**Requirement**
Retype each line below without a single alteration.

....................

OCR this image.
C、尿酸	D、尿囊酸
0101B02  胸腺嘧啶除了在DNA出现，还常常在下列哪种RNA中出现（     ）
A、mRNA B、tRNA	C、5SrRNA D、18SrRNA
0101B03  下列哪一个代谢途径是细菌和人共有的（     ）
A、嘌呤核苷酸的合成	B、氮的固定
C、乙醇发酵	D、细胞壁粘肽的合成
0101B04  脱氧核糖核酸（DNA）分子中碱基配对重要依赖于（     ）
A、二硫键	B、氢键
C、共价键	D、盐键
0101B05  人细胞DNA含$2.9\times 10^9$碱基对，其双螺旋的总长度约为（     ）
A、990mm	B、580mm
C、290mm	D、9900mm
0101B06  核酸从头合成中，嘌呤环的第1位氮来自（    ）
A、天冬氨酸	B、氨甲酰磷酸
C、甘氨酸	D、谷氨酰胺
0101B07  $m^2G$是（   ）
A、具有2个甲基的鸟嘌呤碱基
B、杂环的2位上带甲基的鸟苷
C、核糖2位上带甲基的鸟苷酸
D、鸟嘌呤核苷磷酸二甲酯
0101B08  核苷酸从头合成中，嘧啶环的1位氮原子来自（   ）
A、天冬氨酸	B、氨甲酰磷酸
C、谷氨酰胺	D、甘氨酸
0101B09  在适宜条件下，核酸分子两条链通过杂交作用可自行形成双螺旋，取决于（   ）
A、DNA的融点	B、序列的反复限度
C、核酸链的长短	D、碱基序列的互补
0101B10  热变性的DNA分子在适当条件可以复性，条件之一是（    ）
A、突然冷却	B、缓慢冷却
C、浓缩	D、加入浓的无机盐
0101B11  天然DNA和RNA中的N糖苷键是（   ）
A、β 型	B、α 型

....................

**Result of this exercise**
OCR this image.
C、尿酸	D、尿囊酸
0101B02  胸腺嘧啶除了在DNA出现，还常常在下列哪种RNA中出现（     ）
A、mRNA B、tRNA	C、5SrRNA D、18SrRNA
0101B03  下列哪一个代谢途径是细菌和人共有的（     ）
A、嘌呤核苷酸的合成	B、氮的固定
C、乙醇发酵	D、细胞壁粘肽的合成
0101B04  脱氧核糖核酸（DNA）分子中碱基配对重要依赖于（     ）
A、二硫键	B、氢键
C、共价键	D、盐键
0101B05  人细胞DNA含$2.9\times 10^9$碱基对，其双螺旋的总长度约为（     ）
A、990mm	B、580mm
C、290mm	D、9900mm
0101B06  核酸从头合成中，嘌呤环的第1位氮来自（    ）
A、天冬氨酸	B、氨甲酰磷酸
C、甘氨酸	D、谷氨酰胺
0101B07  $m^2G$是（   ）
A、具有2个甲基的鸟嘌呤碱基
B、杂环的2位上带甲基的鸟苷
C、核糖2位上带甲基的鸟苷酸
D、鸟嘌呤核苷磷酸二甲酯
0101B08  核苷酸从头合成中，嘧啶环的1位氮原子来自（   ）
A、天冬氨酸	B、氨甲酰磷酸
C、谷氨酰胺	D、甘氨酸
0101B09  在适宜条件下，核酸分子两条链通过杂交作用可自行形成双螺旋，取决于（   ）
A、DNA的融点	B、序列的反复限度
C、核酸链的长短	D、碱基序列的互补
0101B10  热变性的DNA分子在适当条件可以复性，条件之一是（    ）
A、突然冷却	B、缓慢冷却
C、浓缩	D、加入浓的无机盐
0101B11  天然DNA和RNA中的N糖苷键是（   ）
A、β 型	B、α 型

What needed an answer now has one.